GIVEN PROBLEM: Put everything from the start of the data down to the line containing "message-input[interactable] [108, 1067, 444, 1139]" into a Markdown table with the columns Row and Entry, skipping blank lines.

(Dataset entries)

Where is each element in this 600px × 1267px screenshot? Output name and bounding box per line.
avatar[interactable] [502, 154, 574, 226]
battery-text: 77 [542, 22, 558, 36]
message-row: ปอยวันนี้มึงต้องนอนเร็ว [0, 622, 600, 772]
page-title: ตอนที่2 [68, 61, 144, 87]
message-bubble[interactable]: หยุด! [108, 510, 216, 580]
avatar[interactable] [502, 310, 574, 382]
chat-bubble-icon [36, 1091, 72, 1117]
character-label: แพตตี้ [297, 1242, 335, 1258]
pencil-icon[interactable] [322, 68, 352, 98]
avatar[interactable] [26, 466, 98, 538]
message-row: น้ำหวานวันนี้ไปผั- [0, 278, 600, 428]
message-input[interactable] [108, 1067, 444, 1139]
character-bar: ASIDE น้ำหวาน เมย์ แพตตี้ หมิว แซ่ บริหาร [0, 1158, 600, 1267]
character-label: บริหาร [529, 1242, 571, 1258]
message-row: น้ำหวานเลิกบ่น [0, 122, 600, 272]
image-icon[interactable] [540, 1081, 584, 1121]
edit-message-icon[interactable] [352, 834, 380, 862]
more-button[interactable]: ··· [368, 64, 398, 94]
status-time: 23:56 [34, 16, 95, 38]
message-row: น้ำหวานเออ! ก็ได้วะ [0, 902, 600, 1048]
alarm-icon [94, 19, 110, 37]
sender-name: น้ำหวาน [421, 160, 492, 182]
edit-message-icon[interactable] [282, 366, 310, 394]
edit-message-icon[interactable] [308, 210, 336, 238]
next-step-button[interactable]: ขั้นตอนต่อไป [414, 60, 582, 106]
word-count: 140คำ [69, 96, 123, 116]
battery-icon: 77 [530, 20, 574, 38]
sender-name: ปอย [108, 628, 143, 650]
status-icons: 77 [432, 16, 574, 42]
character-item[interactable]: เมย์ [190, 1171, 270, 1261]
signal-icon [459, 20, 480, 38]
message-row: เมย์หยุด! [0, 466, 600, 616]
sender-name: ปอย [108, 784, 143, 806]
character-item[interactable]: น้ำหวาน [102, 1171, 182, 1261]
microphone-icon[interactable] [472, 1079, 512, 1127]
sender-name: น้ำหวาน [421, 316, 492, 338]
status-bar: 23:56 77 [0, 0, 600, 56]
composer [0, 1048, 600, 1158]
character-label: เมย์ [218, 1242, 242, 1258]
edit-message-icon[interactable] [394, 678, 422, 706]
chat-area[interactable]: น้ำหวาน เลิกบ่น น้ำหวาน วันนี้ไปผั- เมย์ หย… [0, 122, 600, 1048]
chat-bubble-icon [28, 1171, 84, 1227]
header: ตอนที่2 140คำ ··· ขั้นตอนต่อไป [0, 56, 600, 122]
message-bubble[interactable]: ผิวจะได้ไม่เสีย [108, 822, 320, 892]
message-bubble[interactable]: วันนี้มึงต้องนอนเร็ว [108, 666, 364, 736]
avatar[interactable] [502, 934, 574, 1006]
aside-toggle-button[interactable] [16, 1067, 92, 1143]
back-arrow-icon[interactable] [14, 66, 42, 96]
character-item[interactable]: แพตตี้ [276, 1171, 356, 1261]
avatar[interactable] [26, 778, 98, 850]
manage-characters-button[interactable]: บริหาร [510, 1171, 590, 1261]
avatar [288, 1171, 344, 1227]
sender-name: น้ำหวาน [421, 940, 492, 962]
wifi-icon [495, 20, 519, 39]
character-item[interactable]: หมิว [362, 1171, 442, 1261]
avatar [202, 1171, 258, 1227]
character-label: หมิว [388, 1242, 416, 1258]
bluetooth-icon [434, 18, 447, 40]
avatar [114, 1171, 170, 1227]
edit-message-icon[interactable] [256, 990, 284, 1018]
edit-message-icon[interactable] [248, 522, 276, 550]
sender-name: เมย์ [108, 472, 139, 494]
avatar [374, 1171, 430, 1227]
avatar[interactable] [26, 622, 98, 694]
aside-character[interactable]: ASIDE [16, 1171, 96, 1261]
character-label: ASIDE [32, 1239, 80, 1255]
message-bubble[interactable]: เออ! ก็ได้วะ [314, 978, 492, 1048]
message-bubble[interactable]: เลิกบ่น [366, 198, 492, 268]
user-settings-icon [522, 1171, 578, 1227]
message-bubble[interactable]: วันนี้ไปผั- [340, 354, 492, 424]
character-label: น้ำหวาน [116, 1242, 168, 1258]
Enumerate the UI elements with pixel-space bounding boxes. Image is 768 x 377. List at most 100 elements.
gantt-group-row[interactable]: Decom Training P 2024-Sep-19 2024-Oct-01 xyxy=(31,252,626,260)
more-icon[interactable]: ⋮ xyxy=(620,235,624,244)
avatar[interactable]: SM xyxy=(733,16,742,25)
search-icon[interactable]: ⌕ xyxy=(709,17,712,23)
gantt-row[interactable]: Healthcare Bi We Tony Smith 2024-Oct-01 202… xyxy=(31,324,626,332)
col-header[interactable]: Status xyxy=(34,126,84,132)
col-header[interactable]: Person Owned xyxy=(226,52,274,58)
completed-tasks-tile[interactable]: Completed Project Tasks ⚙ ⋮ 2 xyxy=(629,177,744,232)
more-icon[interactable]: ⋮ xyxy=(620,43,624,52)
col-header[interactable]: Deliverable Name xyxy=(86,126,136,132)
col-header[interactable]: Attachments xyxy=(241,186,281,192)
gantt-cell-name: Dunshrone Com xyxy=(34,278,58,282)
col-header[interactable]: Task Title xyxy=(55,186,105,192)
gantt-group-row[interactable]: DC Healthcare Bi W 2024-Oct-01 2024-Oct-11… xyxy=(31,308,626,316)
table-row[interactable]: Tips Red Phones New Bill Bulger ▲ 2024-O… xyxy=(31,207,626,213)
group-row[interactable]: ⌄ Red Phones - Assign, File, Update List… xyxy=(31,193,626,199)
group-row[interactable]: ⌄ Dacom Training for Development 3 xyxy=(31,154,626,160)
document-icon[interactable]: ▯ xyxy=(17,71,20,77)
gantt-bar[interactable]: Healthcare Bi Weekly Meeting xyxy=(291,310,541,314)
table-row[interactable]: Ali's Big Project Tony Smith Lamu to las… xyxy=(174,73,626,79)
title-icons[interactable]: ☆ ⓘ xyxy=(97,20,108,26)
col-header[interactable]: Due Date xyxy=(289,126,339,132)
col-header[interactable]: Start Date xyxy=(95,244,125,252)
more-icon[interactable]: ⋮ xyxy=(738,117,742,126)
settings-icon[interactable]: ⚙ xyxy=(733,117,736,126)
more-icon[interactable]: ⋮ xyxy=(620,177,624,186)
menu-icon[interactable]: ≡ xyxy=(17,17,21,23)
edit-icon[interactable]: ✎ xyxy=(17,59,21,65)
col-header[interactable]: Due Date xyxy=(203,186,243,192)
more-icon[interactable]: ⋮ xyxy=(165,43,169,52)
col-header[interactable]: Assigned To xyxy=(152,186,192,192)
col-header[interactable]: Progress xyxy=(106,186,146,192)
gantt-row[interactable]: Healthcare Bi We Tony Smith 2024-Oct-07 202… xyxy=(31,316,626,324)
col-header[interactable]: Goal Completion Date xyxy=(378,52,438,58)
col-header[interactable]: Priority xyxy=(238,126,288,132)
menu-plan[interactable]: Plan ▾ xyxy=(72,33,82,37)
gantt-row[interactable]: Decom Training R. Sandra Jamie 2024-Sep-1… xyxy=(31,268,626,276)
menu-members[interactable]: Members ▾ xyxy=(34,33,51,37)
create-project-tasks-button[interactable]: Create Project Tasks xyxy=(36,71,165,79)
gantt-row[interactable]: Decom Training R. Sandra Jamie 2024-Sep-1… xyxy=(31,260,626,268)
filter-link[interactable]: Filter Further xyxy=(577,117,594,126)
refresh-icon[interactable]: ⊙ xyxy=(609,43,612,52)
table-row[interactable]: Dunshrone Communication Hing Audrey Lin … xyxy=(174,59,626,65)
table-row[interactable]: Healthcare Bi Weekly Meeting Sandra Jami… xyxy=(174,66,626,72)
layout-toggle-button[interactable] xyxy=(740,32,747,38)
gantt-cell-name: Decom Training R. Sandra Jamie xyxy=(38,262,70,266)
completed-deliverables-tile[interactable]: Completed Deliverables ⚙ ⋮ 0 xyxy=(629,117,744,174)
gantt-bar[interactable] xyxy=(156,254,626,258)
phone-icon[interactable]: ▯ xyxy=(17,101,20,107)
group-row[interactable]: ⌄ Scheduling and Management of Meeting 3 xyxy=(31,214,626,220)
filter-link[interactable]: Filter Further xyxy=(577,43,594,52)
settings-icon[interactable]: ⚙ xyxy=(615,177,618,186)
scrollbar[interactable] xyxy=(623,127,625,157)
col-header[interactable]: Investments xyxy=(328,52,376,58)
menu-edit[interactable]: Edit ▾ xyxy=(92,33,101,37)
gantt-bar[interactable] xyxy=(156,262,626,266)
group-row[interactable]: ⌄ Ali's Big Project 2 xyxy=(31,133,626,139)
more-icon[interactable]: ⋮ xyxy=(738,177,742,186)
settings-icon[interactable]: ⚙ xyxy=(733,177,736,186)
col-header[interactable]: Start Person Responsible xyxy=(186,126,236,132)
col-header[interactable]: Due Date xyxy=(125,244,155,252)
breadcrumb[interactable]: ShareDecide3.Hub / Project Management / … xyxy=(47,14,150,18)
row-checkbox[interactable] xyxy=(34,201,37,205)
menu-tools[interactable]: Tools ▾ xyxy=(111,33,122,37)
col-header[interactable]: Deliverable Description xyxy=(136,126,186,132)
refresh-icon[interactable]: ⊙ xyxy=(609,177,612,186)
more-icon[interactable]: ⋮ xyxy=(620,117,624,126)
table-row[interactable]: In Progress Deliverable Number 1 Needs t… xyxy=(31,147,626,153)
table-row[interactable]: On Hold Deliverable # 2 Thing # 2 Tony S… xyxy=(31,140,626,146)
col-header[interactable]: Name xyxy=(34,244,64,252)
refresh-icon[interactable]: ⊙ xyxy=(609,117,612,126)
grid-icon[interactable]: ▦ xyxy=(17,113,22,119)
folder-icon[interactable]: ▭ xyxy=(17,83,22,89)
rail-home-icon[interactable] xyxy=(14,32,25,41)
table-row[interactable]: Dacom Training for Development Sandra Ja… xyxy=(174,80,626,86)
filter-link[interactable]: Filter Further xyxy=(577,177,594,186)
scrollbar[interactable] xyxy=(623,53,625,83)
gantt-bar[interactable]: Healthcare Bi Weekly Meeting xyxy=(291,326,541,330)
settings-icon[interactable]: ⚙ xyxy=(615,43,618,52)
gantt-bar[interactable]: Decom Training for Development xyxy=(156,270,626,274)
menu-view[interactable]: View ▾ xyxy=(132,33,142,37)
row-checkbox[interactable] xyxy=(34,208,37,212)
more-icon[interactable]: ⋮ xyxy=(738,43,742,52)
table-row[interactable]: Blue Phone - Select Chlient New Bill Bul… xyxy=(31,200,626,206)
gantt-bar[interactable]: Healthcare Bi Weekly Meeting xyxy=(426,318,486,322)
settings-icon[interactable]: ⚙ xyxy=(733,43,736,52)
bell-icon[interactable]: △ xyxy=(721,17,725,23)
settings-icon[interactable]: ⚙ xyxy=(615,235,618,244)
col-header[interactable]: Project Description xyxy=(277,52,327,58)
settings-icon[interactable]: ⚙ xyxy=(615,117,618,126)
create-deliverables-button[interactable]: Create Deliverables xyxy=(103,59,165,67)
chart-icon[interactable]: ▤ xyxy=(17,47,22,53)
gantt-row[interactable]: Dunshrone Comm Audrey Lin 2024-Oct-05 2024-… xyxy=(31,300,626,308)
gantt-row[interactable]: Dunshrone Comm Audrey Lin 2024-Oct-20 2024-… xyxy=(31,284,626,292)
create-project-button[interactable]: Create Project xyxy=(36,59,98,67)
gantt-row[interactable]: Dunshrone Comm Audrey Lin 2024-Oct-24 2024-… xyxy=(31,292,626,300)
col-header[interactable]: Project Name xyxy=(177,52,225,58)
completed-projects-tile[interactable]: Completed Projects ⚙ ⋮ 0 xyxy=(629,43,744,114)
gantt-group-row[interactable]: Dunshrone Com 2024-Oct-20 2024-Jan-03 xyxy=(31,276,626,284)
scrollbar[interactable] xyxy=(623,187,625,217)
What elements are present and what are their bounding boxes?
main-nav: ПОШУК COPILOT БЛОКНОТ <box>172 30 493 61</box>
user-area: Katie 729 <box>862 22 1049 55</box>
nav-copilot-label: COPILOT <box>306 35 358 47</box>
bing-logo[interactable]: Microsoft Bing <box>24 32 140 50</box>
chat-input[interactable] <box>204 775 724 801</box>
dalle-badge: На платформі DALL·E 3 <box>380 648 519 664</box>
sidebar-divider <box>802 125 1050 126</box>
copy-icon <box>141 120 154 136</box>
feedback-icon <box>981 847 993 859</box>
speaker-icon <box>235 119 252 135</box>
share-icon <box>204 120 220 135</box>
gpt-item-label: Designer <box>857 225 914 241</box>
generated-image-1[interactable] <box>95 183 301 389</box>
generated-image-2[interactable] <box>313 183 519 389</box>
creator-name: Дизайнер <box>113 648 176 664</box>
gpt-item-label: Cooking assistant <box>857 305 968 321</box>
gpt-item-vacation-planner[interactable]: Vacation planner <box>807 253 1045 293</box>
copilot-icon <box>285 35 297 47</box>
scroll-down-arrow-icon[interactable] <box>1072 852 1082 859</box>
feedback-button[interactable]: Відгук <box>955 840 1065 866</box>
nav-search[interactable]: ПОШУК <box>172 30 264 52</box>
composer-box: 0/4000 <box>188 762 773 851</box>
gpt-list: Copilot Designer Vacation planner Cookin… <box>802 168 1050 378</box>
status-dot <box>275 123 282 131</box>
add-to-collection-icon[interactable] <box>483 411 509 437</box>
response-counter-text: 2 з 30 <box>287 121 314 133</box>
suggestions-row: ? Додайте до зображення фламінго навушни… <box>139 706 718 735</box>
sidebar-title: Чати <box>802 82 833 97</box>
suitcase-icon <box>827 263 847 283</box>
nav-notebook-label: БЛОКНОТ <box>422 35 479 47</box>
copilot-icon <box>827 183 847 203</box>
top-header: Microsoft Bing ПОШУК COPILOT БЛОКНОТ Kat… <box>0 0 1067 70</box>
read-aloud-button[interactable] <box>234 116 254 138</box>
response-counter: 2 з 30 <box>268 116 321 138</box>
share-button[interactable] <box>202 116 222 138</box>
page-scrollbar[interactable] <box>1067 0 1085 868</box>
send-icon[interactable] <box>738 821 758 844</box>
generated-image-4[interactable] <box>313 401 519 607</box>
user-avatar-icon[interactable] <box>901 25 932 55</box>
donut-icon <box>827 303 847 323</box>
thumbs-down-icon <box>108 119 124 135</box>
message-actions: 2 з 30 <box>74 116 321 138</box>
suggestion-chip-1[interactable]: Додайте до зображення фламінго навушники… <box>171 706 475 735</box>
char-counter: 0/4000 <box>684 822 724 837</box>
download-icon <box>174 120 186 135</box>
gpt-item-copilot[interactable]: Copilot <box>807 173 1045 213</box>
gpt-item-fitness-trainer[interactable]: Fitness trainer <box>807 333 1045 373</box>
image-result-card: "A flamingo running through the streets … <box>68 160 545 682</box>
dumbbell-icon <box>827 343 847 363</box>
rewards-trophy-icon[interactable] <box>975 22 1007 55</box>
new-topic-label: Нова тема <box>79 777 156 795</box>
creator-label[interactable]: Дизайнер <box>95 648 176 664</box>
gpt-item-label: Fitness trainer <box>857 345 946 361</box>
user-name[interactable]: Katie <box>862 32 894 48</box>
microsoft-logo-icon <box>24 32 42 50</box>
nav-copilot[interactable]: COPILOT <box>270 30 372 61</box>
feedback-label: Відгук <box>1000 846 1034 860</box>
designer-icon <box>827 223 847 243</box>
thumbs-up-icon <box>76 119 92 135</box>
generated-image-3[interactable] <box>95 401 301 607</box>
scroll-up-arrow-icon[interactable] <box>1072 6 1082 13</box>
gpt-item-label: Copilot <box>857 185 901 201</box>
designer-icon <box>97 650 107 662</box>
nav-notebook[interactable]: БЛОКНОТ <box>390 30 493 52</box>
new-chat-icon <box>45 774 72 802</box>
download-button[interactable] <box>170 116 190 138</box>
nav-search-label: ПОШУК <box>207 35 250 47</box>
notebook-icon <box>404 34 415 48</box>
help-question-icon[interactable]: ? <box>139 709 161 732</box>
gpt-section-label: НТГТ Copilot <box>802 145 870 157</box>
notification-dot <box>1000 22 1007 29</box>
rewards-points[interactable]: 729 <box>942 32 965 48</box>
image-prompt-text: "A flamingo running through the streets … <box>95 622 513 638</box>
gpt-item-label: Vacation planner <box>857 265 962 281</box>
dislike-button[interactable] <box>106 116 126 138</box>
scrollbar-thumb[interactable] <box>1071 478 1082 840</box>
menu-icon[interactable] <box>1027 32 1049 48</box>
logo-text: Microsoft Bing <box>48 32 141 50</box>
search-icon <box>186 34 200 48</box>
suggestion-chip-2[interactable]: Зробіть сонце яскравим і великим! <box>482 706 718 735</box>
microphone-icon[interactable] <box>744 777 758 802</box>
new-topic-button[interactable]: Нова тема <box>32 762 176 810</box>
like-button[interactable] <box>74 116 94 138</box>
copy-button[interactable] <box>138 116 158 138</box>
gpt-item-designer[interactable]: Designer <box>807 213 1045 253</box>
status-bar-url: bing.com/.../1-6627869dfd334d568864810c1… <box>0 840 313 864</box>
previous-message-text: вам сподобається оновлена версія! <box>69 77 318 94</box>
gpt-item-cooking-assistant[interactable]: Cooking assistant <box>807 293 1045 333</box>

WRITTEN ANSWER:
| Row | Entry |
|---|---|
| 1 | Where is each element in this 600px × 1267px screenshot? Output name and bounding box per line. |
| 2 | avatar[interactable] [502, 154, 574, 226] |
| 3 | battery-text: 77 [542, 22, 558, 36] |
| 4 | message-row: ปอยวันนี้มึงต้องนอนเร็ว [0, 622, 600, 772] |
| 5 | page-title: ตอนที่2 [68, 61, 144, 87] |
| 6 | message-bubble[interactable]: หยุด! [108, 510, 216, 580] |
| 7 | avatar[interactable] [502, 310, 574, 382] |
| 8 | chat-bubble-icon [36, 1091, 72, 1117] |
| 9 | character-label: แพตตี้ [297, 1242, 335, 1258] |
| 10 | pencil-icon[interactable] [322, 68, 352, 98] |
| 11 | avatar[interactable] [26, 466, 98, 538] |
| 12 | message-row: น้ำหวานวันนี้ไปผั- [0, 278, 600, 428] |
| 13 | message-input[interactable] [108, 1067, 444, 1139] |